* _Instruction_
From the listing below, pull out all lines with "image" in them.

———

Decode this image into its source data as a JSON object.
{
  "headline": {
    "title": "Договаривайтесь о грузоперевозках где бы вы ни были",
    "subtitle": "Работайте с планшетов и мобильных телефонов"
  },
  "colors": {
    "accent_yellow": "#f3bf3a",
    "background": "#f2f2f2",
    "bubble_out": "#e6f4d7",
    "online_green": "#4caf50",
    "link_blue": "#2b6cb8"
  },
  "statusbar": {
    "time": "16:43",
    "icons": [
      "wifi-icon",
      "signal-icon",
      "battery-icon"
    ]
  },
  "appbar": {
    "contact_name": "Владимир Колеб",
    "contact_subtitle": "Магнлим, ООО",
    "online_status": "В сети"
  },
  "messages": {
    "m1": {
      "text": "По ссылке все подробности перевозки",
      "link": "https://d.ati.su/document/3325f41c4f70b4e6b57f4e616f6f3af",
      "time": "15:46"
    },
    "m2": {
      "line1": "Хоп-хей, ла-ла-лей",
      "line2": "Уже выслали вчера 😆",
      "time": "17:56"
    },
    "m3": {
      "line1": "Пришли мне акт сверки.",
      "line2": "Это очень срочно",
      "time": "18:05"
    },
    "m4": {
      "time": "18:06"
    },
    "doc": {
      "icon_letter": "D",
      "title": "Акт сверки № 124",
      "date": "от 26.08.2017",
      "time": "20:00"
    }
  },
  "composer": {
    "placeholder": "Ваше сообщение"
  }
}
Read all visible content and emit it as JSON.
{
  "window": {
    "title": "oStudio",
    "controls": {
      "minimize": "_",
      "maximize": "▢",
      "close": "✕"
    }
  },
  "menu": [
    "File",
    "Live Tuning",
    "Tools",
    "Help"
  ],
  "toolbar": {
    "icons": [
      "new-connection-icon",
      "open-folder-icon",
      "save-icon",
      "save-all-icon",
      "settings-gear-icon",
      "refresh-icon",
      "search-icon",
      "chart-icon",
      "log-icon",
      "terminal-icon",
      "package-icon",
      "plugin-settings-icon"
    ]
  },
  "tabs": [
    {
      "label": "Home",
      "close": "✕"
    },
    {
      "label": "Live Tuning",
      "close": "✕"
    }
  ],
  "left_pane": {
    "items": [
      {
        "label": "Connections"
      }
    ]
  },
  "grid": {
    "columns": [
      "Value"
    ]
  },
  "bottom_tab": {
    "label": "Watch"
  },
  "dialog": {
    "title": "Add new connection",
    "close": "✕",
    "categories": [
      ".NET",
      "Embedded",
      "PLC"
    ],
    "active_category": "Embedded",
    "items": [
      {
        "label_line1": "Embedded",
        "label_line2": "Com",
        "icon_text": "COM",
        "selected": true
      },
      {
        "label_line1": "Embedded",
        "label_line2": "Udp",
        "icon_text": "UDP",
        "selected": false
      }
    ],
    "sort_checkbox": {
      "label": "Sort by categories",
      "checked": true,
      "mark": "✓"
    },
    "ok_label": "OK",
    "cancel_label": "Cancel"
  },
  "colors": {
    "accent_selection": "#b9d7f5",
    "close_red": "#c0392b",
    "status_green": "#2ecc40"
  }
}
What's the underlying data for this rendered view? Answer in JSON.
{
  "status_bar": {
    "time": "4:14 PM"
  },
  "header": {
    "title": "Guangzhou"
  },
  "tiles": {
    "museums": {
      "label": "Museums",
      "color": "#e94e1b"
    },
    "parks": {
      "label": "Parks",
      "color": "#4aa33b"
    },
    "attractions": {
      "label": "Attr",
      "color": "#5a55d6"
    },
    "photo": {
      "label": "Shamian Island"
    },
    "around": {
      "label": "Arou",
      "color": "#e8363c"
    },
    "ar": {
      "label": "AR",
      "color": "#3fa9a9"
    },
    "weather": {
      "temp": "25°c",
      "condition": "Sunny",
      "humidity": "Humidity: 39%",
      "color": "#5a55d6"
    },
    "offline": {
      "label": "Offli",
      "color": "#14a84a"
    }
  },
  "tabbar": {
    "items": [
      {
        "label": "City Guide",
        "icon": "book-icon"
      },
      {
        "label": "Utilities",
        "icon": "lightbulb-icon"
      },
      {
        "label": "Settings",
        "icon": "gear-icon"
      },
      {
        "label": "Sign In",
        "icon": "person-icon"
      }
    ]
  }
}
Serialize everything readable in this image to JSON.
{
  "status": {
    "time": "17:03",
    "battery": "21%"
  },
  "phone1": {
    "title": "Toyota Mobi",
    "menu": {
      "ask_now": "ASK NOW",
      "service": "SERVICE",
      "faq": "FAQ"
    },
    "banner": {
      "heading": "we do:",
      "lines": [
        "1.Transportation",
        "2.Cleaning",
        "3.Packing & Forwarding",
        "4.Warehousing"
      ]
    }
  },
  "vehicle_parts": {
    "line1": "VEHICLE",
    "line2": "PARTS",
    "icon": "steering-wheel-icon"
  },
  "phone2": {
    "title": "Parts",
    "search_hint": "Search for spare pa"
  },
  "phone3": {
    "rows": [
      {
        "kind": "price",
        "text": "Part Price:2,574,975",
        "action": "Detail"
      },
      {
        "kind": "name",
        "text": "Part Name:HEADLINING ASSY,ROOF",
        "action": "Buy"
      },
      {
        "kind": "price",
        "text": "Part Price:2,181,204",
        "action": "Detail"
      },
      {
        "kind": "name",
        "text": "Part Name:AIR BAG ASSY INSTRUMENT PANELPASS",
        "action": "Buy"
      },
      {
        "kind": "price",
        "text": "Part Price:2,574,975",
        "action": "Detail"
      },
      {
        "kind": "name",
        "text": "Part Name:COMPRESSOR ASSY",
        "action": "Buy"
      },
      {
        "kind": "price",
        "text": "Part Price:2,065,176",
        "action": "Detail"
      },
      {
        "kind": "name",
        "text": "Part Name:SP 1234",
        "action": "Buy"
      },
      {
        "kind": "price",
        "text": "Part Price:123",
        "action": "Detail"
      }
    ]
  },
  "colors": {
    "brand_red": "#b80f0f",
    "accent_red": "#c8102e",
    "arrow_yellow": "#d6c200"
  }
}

———

* _Response to the exercise_
Decode this image into its source data as a JSON object.
Serialize everything readable in this image to JSON.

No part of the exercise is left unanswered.